(Data extracted from a collection)
* * * * * * * * *

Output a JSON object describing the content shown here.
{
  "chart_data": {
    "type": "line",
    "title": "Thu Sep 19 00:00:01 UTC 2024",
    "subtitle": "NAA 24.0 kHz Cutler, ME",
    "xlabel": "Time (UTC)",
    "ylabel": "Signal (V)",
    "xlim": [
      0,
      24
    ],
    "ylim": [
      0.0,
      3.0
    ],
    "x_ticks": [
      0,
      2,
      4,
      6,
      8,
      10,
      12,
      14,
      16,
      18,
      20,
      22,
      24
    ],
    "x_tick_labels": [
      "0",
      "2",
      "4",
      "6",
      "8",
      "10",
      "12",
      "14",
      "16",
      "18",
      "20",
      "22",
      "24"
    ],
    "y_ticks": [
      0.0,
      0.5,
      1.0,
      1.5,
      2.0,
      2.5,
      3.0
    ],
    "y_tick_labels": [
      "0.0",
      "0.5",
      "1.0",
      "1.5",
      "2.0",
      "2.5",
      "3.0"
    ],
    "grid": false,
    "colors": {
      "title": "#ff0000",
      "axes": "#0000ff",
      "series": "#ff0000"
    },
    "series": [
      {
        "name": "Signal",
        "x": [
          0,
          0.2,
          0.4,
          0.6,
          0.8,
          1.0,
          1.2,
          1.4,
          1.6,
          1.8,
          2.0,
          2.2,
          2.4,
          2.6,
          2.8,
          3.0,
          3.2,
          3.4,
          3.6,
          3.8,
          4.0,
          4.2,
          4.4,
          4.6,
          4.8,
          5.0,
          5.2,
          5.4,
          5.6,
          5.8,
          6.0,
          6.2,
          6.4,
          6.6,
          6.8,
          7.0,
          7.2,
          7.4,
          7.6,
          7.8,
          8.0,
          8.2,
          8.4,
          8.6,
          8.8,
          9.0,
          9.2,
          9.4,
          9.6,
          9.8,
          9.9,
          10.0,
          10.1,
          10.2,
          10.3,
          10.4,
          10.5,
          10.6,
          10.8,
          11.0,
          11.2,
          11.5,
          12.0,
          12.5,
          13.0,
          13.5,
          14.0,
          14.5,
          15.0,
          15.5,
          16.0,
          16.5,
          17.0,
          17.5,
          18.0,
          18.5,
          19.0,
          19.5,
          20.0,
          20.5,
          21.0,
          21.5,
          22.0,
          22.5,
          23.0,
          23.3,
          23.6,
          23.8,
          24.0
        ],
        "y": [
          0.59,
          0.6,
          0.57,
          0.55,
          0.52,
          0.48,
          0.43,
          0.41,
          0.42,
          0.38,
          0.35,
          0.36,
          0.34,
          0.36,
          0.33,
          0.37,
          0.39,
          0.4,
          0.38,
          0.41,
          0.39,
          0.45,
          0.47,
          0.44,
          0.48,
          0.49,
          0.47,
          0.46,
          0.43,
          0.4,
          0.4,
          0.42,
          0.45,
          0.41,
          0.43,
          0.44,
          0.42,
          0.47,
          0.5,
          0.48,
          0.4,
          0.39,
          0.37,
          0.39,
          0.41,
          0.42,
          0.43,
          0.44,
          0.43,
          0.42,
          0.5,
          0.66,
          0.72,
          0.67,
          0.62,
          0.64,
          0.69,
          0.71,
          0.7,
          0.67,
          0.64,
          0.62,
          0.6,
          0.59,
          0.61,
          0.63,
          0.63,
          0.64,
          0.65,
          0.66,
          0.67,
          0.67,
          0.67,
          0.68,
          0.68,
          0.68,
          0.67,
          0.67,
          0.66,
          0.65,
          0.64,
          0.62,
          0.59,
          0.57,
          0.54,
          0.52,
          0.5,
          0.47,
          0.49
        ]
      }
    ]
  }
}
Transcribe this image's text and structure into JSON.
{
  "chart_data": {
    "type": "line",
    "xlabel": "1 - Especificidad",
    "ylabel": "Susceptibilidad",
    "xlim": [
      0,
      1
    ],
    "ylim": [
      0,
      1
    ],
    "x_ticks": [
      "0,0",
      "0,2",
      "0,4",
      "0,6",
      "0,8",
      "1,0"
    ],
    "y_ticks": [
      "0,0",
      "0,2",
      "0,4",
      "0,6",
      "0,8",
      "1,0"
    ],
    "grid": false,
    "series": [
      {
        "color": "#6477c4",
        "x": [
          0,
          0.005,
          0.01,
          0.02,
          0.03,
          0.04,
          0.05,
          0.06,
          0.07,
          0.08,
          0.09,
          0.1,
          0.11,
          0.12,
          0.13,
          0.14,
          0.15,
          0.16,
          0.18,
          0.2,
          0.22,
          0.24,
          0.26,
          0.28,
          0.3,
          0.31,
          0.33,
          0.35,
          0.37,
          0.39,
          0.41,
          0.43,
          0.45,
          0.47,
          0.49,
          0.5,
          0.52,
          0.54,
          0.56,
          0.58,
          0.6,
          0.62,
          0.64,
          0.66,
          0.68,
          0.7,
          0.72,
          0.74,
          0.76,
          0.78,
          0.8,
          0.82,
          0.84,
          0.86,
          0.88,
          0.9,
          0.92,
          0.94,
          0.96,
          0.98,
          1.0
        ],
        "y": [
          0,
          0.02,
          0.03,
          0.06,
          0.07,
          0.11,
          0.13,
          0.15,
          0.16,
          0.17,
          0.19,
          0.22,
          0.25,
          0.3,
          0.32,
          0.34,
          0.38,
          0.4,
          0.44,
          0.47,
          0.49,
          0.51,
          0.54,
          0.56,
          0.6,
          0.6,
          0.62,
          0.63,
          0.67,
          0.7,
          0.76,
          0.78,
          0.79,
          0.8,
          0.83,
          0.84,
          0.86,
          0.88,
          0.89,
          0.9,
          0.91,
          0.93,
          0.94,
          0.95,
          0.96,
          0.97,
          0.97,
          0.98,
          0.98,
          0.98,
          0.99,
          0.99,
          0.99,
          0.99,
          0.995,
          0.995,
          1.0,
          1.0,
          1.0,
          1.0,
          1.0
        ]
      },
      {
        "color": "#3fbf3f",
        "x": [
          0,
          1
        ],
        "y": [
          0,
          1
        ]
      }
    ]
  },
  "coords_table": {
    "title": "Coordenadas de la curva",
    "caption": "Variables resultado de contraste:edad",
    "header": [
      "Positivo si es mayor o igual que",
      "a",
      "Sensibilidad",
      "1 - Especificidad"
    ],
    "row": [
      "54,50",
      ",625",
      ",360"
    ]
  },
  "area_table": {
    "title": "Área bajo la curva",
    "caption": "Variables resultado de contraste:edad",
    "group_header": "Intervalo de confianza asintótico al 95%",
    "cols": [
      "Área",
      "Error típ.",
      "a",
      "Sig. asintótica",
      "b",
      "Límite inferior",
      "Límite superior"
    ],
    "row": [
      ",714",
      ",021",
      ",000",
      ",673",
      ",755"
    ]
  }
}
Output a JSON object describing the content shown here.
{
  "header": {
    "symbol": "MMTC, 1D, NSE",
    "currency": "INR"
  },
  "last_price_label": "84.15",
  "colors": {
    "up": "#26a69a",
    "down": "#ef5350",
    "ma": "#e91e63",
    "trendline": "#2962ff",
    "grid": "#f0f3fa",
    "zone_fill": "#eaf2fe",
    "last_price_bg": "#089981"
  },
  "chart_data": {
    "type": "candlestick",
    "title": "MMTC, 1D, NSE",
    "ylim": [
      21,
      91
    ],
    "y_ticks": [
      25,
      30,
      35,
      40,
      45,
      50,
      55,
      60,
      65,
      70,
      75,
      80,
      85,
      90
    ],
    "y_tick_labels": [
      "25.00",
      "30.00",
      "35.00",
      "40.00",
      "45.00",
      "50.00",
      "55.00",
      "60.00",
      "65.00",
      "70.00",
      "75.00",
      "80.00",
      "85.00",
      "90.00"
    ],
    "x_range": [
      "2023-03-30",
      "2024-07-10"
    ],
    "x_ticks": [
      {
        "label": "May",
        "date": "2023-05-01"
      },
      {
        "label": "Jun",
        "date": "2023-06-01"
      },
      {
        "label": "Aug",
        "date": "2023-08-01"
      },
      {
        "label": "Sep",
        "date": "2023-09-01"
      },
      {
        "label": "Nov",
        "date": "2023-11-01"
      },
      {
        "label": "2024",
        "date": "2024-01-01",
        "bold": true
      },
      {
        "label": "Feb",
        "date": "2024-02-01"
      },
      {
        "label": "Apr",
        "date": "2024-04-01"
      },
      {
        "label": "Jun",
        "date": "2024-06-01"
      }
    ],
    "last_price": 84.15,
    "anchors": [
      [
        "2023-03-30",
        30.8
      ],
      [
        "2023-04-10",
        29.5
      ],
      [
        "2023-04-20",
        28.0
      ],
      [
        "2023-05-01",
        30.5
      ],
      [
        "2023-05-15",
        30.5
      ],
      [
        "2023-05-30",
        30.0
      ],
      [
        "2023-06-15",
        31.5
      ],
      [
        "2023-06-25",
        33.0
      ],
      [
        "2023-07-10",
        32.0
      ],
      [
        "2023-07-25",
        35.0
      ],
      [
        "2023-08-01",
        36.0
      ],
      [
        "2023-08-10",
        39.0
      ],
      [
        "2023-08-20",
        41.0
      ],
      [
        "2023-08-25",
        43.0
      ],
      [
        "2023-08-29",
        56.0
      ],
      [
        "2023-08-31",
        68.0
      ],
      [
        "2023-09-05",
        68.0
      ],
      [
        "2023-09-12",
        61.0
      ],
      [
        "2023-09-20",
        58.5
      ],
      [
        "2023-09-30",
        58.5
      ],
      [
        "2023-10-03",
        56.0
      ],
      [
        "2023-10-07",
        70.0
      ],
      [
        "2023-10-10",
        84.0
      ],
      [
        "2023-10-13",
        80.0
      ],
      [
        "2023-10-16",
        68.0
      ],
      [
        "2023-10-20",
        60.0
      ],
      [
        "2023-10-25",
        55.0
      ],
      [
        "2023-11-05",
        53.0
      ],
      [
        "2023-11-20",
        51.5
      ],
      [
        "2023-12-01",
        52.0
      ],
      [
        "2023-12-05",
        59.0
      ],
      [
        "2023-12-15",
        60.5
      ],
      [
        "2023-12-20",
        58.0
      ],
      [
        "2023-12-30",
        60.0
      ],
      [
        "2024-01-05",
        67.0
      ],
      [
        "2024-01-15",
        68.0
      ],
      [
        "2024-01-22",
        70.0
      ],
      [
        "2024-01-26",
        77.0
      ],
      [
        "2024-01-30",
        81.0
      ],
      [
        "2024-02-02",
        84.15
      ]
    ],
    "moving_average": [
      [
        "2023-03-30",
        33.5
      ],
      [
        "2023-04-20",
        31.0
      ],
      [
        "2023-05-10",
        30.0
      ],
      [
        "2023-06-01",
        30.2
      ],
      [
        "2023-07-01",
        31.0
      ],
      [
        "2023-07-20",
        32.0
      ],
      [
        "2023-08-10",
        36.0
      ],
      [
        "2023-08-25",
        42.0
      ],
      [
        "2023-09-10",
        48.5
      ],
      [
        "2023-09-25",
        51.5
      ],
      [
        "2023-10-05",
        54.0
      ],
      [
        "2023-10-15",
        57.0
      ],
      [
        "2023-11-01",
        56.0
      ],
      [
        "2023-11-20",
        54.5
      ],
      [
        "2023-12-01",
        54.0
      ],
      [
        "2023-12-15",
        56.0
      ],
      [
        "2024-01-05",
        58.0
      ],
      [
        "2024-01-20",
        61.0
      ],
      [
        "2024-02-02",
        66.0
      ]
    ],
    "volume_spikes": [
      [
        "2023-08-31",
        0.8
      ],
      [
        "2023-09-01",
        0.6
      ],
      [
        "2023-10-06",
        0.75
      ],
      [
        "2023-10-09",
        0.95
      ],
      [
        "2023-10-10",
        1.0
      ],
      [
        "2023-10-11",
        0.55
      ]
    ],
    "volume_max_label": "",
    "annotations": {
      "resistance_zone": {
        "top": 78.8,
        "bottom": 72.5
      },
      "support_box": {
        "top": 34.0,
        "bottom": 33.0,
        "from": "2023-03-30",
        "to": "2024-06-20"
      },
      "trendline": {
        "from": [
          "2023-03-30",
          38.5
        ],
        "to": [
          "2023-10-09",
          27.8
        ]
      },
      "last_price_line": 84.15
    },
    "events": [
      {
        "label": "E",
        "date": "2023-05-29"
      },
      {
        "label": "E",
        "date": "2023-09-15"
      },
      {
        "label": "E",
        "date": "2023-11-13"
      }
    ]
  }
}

* * * * * * * * *

- Prompt -
Copy each line of the listing that contains the string "date".

- Output below -
        "date": "2023-05-01"
        "date": "2023-06-01"
        "date": "2023-08-01"
        "date": "2023-09-01"
        "date": "2023-11-01"
        "date": "2024-01-01",
        "date": "2024-02-01"
        "date": "2024-04-01"
        "date": "2024-06-01"
        "date": "2023-05-29"
        "date": "2023-09-15"
        "date": "2023-11-13"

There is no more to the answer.